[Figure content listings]
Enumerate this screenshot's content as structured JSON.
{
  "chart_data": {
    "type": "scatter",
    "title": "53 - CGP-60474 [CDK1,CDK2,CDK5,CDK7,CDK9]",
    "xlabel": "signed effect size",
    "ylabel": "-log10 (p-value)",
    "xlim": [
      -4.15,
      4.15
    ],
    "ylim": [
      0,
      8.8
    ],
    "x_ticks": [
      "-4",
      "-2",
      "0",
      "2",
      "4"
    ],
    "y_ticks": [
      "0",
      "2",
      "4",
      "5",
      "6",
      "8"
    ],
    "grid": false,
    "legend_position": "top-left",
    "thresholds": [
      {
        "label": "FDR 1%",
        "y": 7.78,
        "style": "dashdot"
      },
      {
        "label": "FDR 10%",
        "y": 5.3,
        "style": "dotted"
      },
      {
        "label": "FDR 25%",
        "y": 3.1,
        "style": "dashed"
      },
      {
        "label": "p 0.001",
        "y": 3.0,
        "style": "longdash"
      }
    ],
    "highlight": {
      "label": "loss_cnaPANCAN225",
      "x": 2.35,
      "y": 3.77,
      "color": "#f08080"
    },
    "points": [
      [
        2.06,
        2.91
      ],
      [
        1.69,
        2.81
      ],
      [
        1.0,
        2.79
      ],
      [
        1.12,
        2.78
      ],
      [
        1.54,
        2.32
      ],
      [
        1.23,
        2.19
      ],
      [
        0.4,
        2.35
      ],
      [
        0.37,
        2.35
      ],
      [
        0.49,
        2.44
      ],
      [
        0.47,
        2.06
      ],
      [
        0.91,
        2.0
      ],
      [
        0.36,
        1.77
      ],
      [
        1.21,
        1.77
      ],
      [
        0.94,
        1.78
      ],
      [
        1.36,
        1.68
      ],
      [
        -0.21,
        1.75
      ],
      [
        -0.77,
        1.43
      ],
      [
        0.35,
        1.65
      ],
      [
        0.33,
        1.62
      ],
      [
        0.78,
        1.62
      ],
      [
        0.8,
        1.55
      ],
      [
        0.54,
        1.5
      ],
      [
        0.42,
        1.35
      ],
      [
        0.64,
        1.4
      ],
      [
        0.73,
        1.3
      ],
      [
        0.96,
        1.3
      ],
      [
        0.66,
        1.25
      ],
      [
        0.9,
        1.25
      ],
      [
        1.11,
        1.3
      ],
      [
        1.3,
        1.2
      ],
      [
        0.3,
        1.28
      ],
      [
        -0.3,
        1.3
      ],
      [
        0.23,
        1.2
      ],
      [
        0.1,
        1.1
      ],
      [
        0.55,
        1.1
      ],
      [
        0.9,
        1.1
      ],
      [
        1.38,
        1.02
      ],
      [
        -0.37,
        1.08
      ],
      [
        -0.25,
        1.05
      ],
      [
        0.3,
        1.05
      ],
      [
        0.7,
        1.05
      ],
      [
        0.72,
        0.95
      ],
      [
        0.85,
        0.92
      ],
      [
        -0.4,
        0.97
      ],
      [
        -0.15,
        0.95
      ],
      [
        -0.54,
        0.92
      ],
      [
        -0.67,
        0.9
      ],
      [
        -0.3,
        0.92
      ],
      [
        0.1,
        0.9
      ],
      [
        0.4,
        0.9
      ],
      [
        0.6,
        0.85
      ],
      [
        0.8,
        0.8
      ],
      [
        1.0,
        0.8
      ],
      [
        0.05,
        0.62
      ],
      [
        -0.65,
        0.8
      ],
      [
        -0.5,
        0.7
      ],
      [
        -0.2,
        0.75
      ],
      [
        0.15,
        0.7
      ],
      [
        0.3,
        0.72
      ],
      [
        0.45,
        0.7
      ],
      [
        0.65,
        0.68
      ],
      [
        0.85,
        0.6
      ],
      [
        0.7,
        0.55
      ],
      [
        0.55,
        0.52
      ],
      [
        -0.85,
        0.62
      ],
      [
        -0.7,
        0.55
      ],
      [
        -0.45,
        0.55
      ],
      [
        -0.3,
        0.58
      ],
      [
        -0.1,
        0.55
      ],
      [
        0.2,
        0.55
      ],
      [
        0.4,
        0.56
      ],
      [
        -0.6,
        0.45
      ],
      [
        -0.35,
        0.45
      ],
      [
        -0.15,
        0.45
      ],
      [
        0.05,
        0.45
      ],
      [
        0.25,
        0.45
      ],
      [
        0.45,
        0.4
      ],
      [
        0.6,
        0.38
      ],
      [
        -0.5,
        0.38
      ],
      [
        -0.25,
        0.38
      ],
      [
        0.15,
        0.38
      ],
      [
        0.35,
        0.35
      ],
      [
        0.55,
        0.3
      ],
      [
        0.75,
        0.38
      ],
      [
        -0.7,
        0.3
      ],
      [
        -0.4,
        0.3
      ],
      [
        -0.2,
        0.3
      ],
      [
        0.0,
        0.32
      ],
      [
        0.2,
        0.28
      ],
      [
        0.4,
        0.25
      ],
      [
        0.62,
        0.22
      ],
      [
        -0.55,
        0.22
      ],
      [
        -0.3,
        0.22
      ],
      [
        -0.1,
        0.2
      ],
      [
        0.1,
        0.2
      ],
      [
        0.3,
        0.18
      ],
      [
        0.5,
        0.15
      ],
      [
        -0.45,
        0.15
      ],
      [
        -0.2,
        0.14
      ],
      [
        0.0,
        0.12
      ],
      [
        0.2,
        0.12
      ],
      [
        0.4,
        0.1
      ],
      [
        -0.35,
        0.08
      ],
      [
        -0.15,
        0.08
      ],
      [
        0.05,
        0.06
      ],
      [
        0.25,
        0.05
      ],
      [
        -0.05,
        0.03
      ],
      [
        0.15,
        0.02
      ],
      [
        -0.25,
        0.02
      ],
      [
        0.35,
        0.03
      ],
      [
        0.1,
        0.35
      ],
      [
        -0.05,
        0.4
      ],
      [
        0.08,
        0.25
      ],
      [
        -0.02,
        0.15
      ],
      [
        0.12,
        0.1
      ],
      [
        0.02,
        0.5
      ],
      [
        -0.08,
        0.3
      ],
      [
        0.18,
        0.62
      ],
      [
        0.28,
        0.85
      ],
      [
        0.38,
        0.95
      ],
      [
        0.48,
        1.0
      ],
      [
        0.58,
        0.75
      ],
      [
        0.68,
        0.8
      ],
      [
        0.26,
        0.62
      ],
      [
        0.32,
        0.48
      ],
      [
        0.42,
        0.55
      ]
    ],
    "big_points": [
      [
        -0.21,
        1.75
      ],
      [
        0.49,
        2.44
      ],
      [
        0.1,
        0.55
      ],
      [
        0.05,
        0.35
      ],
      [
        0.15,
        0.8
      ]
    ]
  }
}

> What needs to be done:
Identify every line holding the word "style" and copy it out.

> Solution for this exercise:
        "style": "dashdot"
        "style": "dotted"
        "style": "dashed"
        "style": "longdash"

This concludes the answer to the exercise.